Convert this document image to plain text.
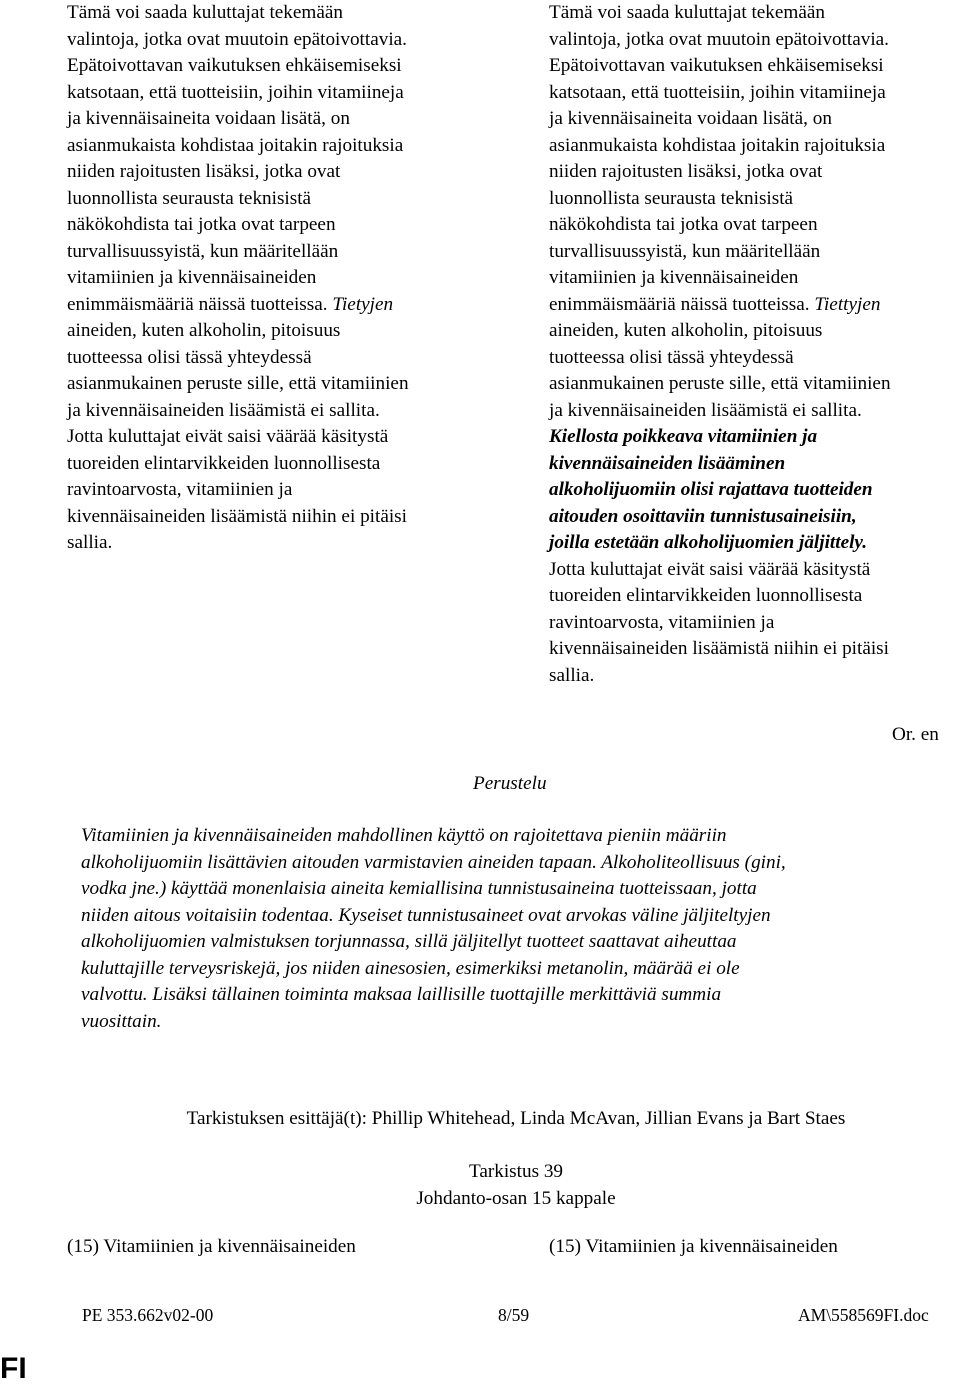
Tämä voi saada kuluttajat tekemään
valintoja, jotka ovat muutoin epätoivottavia.
Epätoivottavan vaikutuksen ehkäisemiseksi
katsotaan, että tuotteisiin, joihin vitamiineja
ja kivennäisaineita voidaan lisätä, on
asianmukaista kohdistaa joitakin rajoituksia
niiden rajoitusten lisäksi, jotka ovat
luonnollista seurausta teknisistä
näkökohdista tai jotka ovat tarpeen
turvallisuussyistä, kun määritellään
vitamiinien ja kivennäisaineiden
enimmäismääriä näissä tuotteissa. Tietyjen
aineiden, kuten alkoholin, pitoisuus
tuotteessa olisi tässä yhteydessä
asianmukainen peruste sille, että vitamiinien
ja kivennäisaineiden lisäämistä ei sallita.
Jotta kuluttajat eivät saisi väärää käsitystä
tuoreiden elintarvikkeiden luonnollisesta
ravintoarvosta, vitamiinien ja
kivennäisaineiden lisäämistä niihin ei pitäisi
sallia.
Tämä voi saada kuluttajat tekemään
valintoja, jotka ovat muutoin epätoivottavia.
Epätoivottavan vaikutuksen ehkäisemiseksi
katsotaan, että tuotteisiin, joihin vitamiineja
ja kivennäisaineita voidaan lisätä, on
asianmukaista kohdistaa joitakin rajoituksia
niiden rajoitusten lisäksi, jotka ovat
luonnollista seurausta teknisistä
näkökohdista tai jotka ovat tarpeen
turvallisuussyistä, kun määritellään
vitamiinien ja kivennäisaineiden
enimmäismääriä näissä tuotteissa. Tiettyjen
aineiden, kuten alkoholin, pitoisuus
tuotteessa olisi tässä yhteydessä
asianmukainen peruste sille, että vitamiinien
ja kivennäisaineiden lisäämistä ei sallita.
Kiellosta poikkeava vitamiinien ja
kivennäisaineiden lisääminen
alkoholijuomiin olisi rajattava tuotteiden
aitouden osoittaviin tunnistusaineisiin,
joilla estetään alkoholijuomien jäljittely.
Jotta kuluttajat eivät saisi väärää käsitystä
tuoreiden elintarvikkeiden luonnollisesta
ravintoarvosta, vitamiinien ja
kivennäisaineiden lisäämistä niihin ei pitäisi
sallia.
Or. en
Perustelu
Vitamiinien ja kivennäisaineiden mahdollinen käyttö on rajoitettava pieniin määriin
alkoholijuomiin lisättävien aitouden varmistavien aineiden tapaan. Alkoholiteollisuus (gini,
vodka jne.) käyttää monenlaisia aineita kemiallisina tunnistusaineina tuotteissaan, jotta
niiden aitous voitaisiin todentaa. Kyseiset tunnistusaineet ovat arvokas väline jäljiteltyjen
alkoholijuomien valmistuksen torjunnassa, sillä jäljitellyt tuotteet saattavat aiheuttaa
kuluttajille terveysriskejä, jos niiden ainesosien, esimerkiksi metanolin, määrää ei ole
valvottu. Lisäksi tällainen toiminta maksaa laillisille tuottajille merkittäviä summia
vuosittain.
Tarkistuksen esittäjä(t): Phillip Whitehead, Linda McAvan, Jillian Evans ja Bart Staes
Tarkistus 39
Johdanto-osan 15 kappale
(15) Vitamiinien ja kivennäisaineiden	(15) Vitamiinien ja kivennäisaineiden
PE 353.662v02-00	8/59	AM\558569FI.doc
FI
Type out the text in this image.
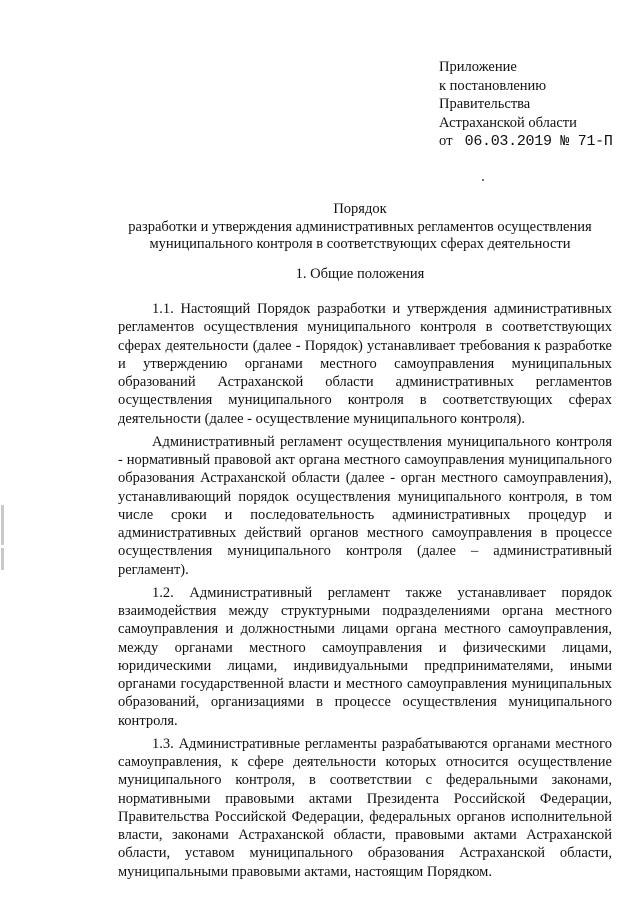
Приложение
к постановлению
Правительства
Астраханской области
от 06.03.2019 № 71-П
Порядок
разработки и утверждения административных регламентов осуществления
муниципального контроля в соответствующих сферах деятельности
1. Общие положения

1.1. Настоящий Порядок разработки и утверждения административных регламентов осуществления муниципального контроля в соответствующих сферах деятельности (далее - Порядок) устанавливает требования к разработке и утверждению органами местного самоуправления муниципальных образований Астраханской области административных регламентов осуществления муниципального контроля в соответствующих сферах деятельности (далее - осуществление муниципального контроля).

Административный регламент осуществления муниципального контроля - нормативный правовой акт органа местного самоуправления муниципального образования Астраханской области (далее - орган местного самоуправления), устанавливающий порядок осуществления муниципального контроля, в том числе сроки и последовательность административных процедур и административных действий органов местного самоуправления в процессе осуществления муниципального контроля (далее – административный регламент).

1.2. Административный регламент также устанавливает порядок взаимодействия между структурными подразделениями органа местного самоуправления и должностными лицами органа местного самоуправления, между органами местного самоуправления и физическими лицами, юридическими лицами, индивидуальными предпринимателями, иными органами государственной власти и местного самоуправления муниципальных образований, организациями в процессе осуществления муниципального контроля.

1.3. Административные регламенты разрабатываются органами местного самоуправления, к сфере деятельности которых относится осуществление муниципального контроля, в соответствии с федеральными законами, нормативными правовыми актами Президента Российской Федерации, Правительства Российской Федерации, федеральных органов исполнительной власти, законами Астраханской области, правовыми актами Астраханской области, уставом муниципального образования Астраханской области, муниципальными правовыми актами, настоящим Порядком.
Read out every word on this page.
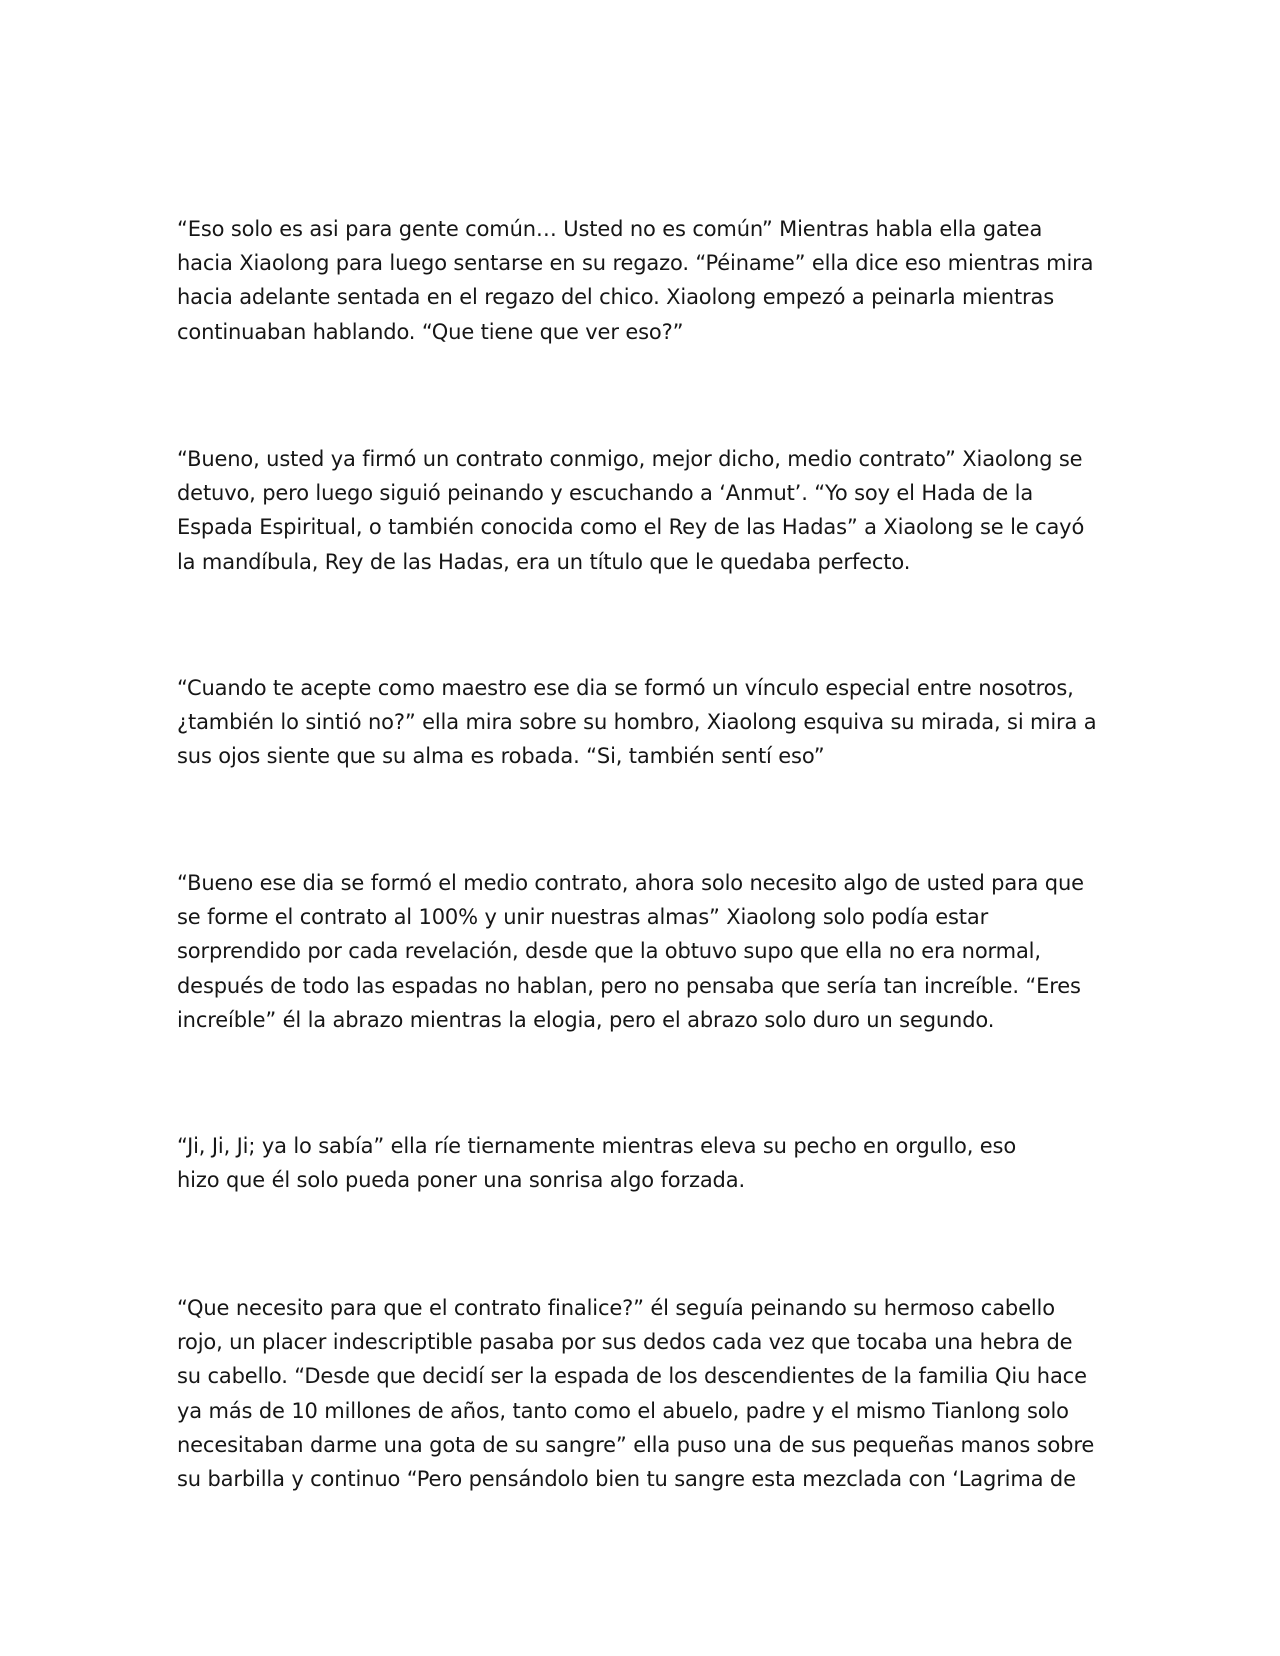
“Eso solo es asi para gente común… Usted no es común” Mientras habla ella gatea
hacia Xiaolong para luego sentarse en su regazo. “Péiname” ella dice eso mientras mira
hacia adelante sentada en el regazo del chico. Xiaolong empezó a peinarla mientras
continuaban hablando. “Que tiene que ver eso?”

“Bueno, usted ya firmó un contrato conmigo, mejor dicho, medio contrato” Xiaolong se
detuvo, pero luego siguió peinando y escuchando a ‘Anmut’. “Yo soy el Hada de la
Espada Espiritual, o también conocida como el Rey de las Hadas” a Xiaolong se le cayó
la mandíbula, Rey de las Hadas, era un título que le quedaba perfecto.

“Cuando te acepte como maestro ese dia se formó un vínculo especial entre nosotros,
¿también lo sintió no?” ella mira sobre su hombro, Xiaolong esquiva su mirada, si mira a
sus ojos siente que su alma es robada. “Si, también sentí eso”

“Bueno ese dia se formó el medio contrato, ahora solo necesito algo de usted para que
se forme el contrato al 100% y unir nuestras almas” Xiaolong solo podía estar
sorprendido por cada revelación, desde que la obtuvo supo que ella no era normal,
después de todo las espadas no hablan, pero no pensaba que sería tan increíble. “Eres
increíble” él la abrazo mientras la elogia, pero el abrazo solo duro un segundo.

“Ji, Ji, Ji; ya lo sabía” ella ríe tiernamente mientras eleva su pecho en orgullo, eso
hizo que él solo pueda poner una sonrisa algo forzada.

“Que necesito para que el contrato finalice?” él seguía peinando su hermoso cabello
rojo, un placer indescriptible pasaba por sus dedos cada vez que tocaba una hebra de
su cabello. “Desde que decidí ser la espada de los descendientes de la familia Qiu hace
ya más de 10 millones de años, tanto como el abuelo, padre y el mismo Tianlong solo
necesitaban darme una gota de su sangre” ella puso una de sus pequeñas manos sobre
su barbilla y continuo “Pero pensándolo bien tu sangre esta mezclada con ‘Lagrima de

----------

▸ Task requirements
Choose all lines containing the string "деятельности" and copy them out.

▸ Reply to the exercise
муниципального контроля в соответствующих сферах деятельности
1.1. Настоящий Порядок разработки и утверждения административных регламентов осуществления муниципального контроля в соответствующих сферах деятельности (далее - Порядок) устанавливает требования к разработке и утверждению органами местного самоуправления муниципальных образований Астраханской области административных регламентов осуществления муниципального контроля в соответствующих сферах деятельности (далее - осуществление муниципального контроля).
1.3. Административные регламенты разрабатываются органами местного самоуправления, к сфере деятельности которых относится осуществление муниципального контроля, в соответствии с федеральными законами, нормативными правовыми актами Президента Российской Федерации, Правительства Российской Федерации, федеральных органов исполнительной власти, законами Астраханской области, правовыми актами Астраханской области, уставом муниципального образования Астраханской области, муниципальными правовыми актами, настоящим Порядком.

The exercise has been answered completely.